- Supplied records -
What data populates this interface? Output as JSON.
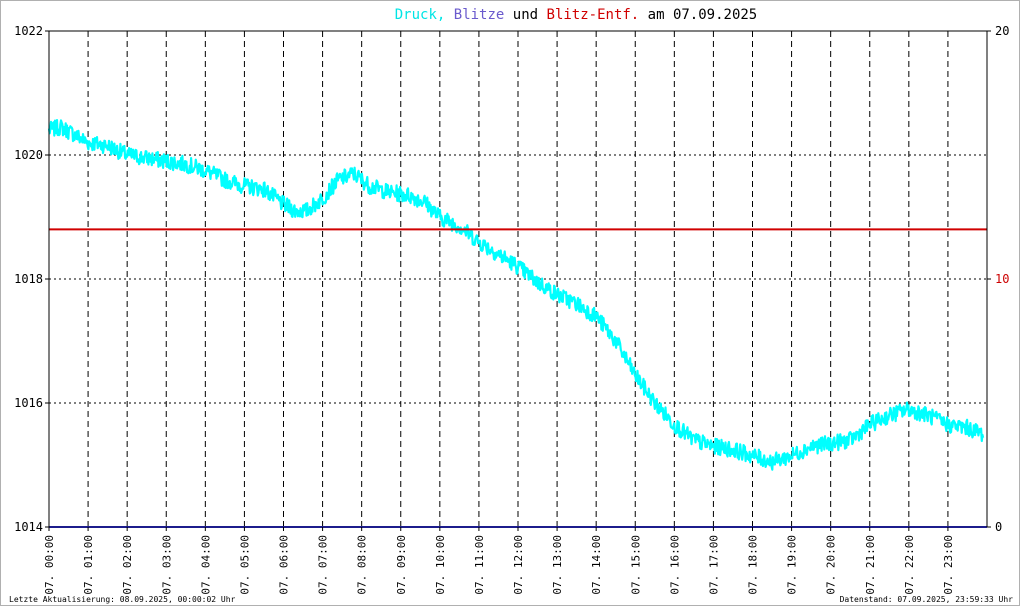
{
  "chart_data": {
    "type": "line",
    "title": {
      "parts": [
        {
          "text": "Druck",
          "color": "#00e5e5"
        },
        {
          "text": ",",
          "color": "#00e5e5"
        },
        {
          "text": " Blitze",
          "color": "#6a5acd"
        },
        {
          "text": " und ",
          "color": "#000000"
        },
        {
          "text": "Blitz-Entf.",
          "color": "#d00000"
        },
        {
          "text": " am 07.09.2025",
          "color": "#000000"
        }
      ]
    },
    "y_left": {
      "min": 1014,
      "max": 1022,
      "ticks": [
        "1014",
        "1016",
        "1018",
        "1020",
        "1022"
      ]
    },
    "y_right": {
      "min": 0,
      "max": 20,
      "ticks": [
        {
          "label": "0",
          "value": 0,
          "color": "#000000"
        },
        {
          "label": "10",
          "value": 10,
          "color": "#cc0000"
        },
        {
          "label": "20",
          "value": 20,
          "color": "#000000"
        }
      ]
    },
    "x": {
      "min": 0,
      "max": 24,
      "unit": "hours"
    },
    "x_ticks": [
      {
        "label": "07. 00:00",
        "hour": 0
      },
      {
        "label": "07. 01:00",
        "hour": 1
      },
      {
        "label": "07. 02:00",
        "hour": 2
      },
      {
        "label": "07. 03:00",
        "hour": 3
      },
      {
        "label": "07. 04:00",
        "hour": 4
      },
      {
        "label": "07. 05:00",
        "hour": 5
      },
      {
        "label": "07. 06:00",
        "hour": 6
      },
      {
        "label": "07. 07:00",
        "hour": 7
      },
      {
        "label": "07. 08:00",
        "hour": 8
      },
      {
        "label": "07. 09:00",
        "hour": 9
      },
      {
        "label": "07. 10:00",
        "hour": 10
      },
      {
        "label": "07. 11:00",
        "hour": 11
      },
      {
        "label": "07. 12:00",
        "hour": 12
      },
      {
        "label": "07. 13:00",
        "hour": 13
      },
      {
        "label": "07. 14:00",
        "hour": 14
      },
      {
        "label": "07. 15:00",
        "hour": 15
      },
      {
        "label": "07. 16:00",
        "hour": 16
      },
      {
        "label": "07. 17:00",
        "hour": 17
      },
      {
        "label": "07. 18:00",
        "hour": 18
      },
      {
        "label": "07. 19:00",
        "hour": 19
      },
      {
        "label": "07. 20:00",
        "hour": 20
      },
      {
        "label": "07. 21:00",
        "hour": 21
      },
      {
        "label": "07. 22:00",
        "hour": 22
      },
      {
        "label": "07. 23:00",
        "hour": 23
      }
    ],
    "grid": true,
    "series": [
      {
        "name": "Druck",
        "axis": "left",
        "color": "#00ffff",
        "points": [
          [
            0.0,
            1020.4
          ],
          [
            0.3,
            1020.45
          ],
          [
            0.6,
            1020.35
          ],
          [
            1.0,
            1020.2
          ],
          [
            1.5,
            1020.15
          ],
          [
            2.0,
            1020.0
          ],
          [
            2.5,
            1019.95
          ],
          [
            3.0,
            1019.9
          ],
          [
            3.5,
            1019.85
          ],
          [
            4.0,
            1019.75
          ],
          [
            4.5,
            1019.6
          ],
          [
            5.0,
            1019.5
          ],
          [
            5.5,
            1019.45
          ],
          [
            6.0,
            1019.2
          ],
          [
            6.3,
            1019.1
          ],
          [
            6.6,
            1019.1
          ],
          [
            7.0,
            1019.3
          ],
          [
            7.4,
            1019.6
          ],
          [
            7.8,
            1019.7
          ],
          [
            8.2,
            1019.5
          ],
          [
            8.7,
            1019.4
          ],
          [
            9.2,
            1019.35
          ],
          [
            9.6,
            1019.25
          ],
          [
            10.0,
            1019.0
          ],
          [
            10.5,
            1018.85
          ],
          [
            11.0,
            1018.6
          ],
          [
            11.5,
            1018.4
          ],
          [
            12.0,
            1018.2
          ],
          [
            12.5,
            1017.95
          ],
          [
            13.0,
            1017.75
          ],
          [
            13.5,
            1017.6
          ],
          [
            14.0,
            1017.4
          ],
          [
            14.5,
            1017.0
          ],
          [
            15.0,
            1016.45
          ],
          [
            15.5,
            1016.0
          ],
          [
            16.0,
            1015.65
          ],
          [
            16.5,
            1015.4
          ],
          [
            17.0,
            1015.3
          ],
          [
            17.5,
            1015.25
          ],
          [
            18.0,
            1015.15
          ],
          [
            18.5,
            1015.05
          ],
          [
            19.0,
            1015.15
          ],
          [
            19.5,
            1015.3
          ],
          [
            20.0,
            1015.35
          ],
          [
            20.5,
            1015.4
          ],
          [
            21.0,
            1015.65
          ],
          [
            21.5,
            1015.8
          ],
          [
            22.0,
            1015.9
          ],
          [
            22.5,
            1015.8
          ],
          [
            23.0,
            1015.65
          ],
          [
            23.5,
            1015.6
          ],
          [
            23.9,
            1015.5
          ]
        ]
      },
      {
        "name": "Blitz-Entf.",
        "axis": "right",
        "color": "#d00000",
        "constant": 12
      },
      {
        "name": "Blitze",
        "axis": "right",
        "color": "#1c1c8c",
        "constant": 0
      }
    ]
  },
  "footer": {
    "left": "Letzte Aktualisierung: 08.09.2025, 00:00:02 Uhr",
    "right": "Datenstand: 07.09.2025, 23:59:33 Uhr"
  }
}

- Instructions for the task -
Reproduce the records verbatim, omitting all images they contain.

- Finished task -
What data populates this interface? Output as JSON.
{
  "chart_data": {
    "type": "line",
    "title": {
      "parts": [
        {
          "text": "Druck",
          "color": "#00e5e5"
        },
        {
          "text": ",",
          "color": "#00e5e5"
        },
        {
          "text": " Blitze",
          "color": "#6a5acd"
        },
        {
          "text": " und ",
          "color": "#000000"
        },
        {
          "text": "Blitz-Entf.",
          "color": "#d00000"
        },
        {
          "text": " am 07.09.2025",
          "color": "#000000"
        }
      ]
    },
    "y_left": {
      "min": 1014,
      "max": 1022,
      "ticks": [
        "1014",
        "1016",
        "1018",
        "1020",
        "1022"
      ]
    },
    "y_right": {
      "min": 0,
      "max": 20,
      "ticks": [
        {
          "label": "0",
          "value": 0,
          "color": "#000000"
        },
        {
          "label": "10",
          "value": 10,
          "color": "#cc0000"
        },
        {
          "label": "20",
          "value": 20,
          "color": "#000000"
        }
      ]
    },
    "x": {
      "min": 0,
      "max": 24,
      "unit": "hours"
    },
    "x_ticks": [
      {
        "label": "07. 00:00",
        "hour": 0
      },
      {
        "label": "07. 01:00",
        "hour": 1
      },
      {
        "label": "07. 02:00",
        "hour": 2
      },
      {
        "label": "07. 03:00",
        "hour": 3
      },
      {
        "label": "07. 04:00",
        "hour": 4
      },
      {
        "label": "07. 05:00",
        "hour": 5
      },
      {
        "label": "07. 06:00",
        "hour": 6
      },
      {
        "label": "07. 07:00",
        "hour": 7
      },
      {
        "label": "07. 08:00",
        "hour": 8
      },
      {
        "label": "07. 09:00",
        "hour": 9
      },
      {
        "label": "07. 10:00",
        "hour": 10
      },
      {
        "label": "07. 11:00",
        "hour": 11
      },
      {
        "label": "07. 12:00",
        "hour": 12
      },
      {
        "label": "07. 13:00",
        "hour": 13
      },
      {
        "label": "07. 14:00",
        "hour": 14
      },
      {
        "label": "07. 15:00",
        "hour": 15
      },
      {
        "label": "07. 16:00",
        "hour": 16
      },
      {
        "label": "07. 17:00",
        "hour": 17
      },
      {
        "label": "07. 18:00",
        "hour": 18
      },
      {
        "label": "07. 19:00",
        "hour": 19
      },
      {
        "label": "07. 20:00",
        "hour": 20
      },
      {
        "label": "07. 21:00",
        "hour": 21
      },
      {
        "label": "07. 22:00",
        "hour": 22
      },
      {
        "label": "07. 23:00",
        "hour": 23
      }
    ],
    "grid": true,
    "series": [
      {
        "name": "Druck",
        "axis": "left",
        "color": "#00ffff",
        "points": [
          [
            0.0,
            1020.4
          ],
          [
            0.3,
            1020.45
          ],
          [
            0.6,
            1020.35
          ],
          [
            1.0,
            1020.2
          ],
          [
            1.5,
            1020.15
          ],
          [
            2.0,
            1020.0
          ],
          [
            2.5,
            1019.95
          ],
          [
            3.0,
            1019.9
          ],
          [
            3.5,
            1019.85
          ],
          [
            4.0,
            1019.75
          ],
          [
            4.5,
            1019.6
          ],
          [
            5.0,
            1019.5
          ],
          [
            5.5,
            1019.45
          ],
          [
            6.0,
            1019.2
          ],
          [
            6.3,
            1019.1
          ],
          [
            6.6,
            1019.1
          ],
          [
            7.0,
            1019.3
          ],
          [
            7.4,
            1019.6
          ],
          [
            7.8,
            1019.7
          ],
          [
            8.2,
            1019.5
          ],
          [
            8.7,
            1019.4
          ],
          [
            9.2,
            1019.35
          ],
          [
            9.6,
            1019.25
          ],
          [
            10.0,
            1019.0
          ],
          [
            10.5,
            1018.85
          ],
          [
            11.0,
            1018.6
          ],
          [
            11.5,
            1018.4
          ],
          [
            12.0,
            1018.2
          ],
          [
            12.5,
            1017.95
          ],
          [
            13.0,
            1017.75
          ],
          [
            13.5,
            1017.6
          ],
          [
            14.0,
            1017.4
          ],
          [
            14.5,
            1017.0
          ],
          [
            15.0,
            1016.45
          ],
          [
            15.5,
            1016.0
          ],
          [
            16.0,
            1015.65
          ],
          [
            16.5,
            1015.4
          ],
          [
            17.0,
            1015.3
          ],
          [
            17.5,
            1015.25
          ],
          [
            18.0,
            1015.15
          ],
          [
            18.5,
            1015.05
          ],
          [
            19.0,
            1015.15
          ],
          [
            19.5,
            1015.3
          ],
          [
            20.0,
            1015.35
          ],
          [
            20.5,
            1015.4
          ],
          [
            21.0,
            1015.65
          ],
          [
            21.5,
            1015.8
          ],
          [
            22.0,
            1015.9
          ],
          [
            22.5,
            1015.8
          ],
          [
            23.0,
            1015.65
          ],
          [
            23.5,
            1015.6
          ],
          [
            23.9,
            1015.5
          ]
        ]
      },
      {
        "name": "Blitz-Entf.",
        "axis": "right",
        "color": "#d00000",
        "constant": 12
      },
      {
        "name": "Blitze",
        "axis": "right",
        "color": "#1c1c8c",
        "constant": 0
      }
    ]
  },
  "footer": {
    "left": "Letzte Aktualisierung: 08.09.2025, 00:00:02 Uhr",
    "right": "Datenstand: 07.09.2025, 23:59:33 Uhr"
  }
}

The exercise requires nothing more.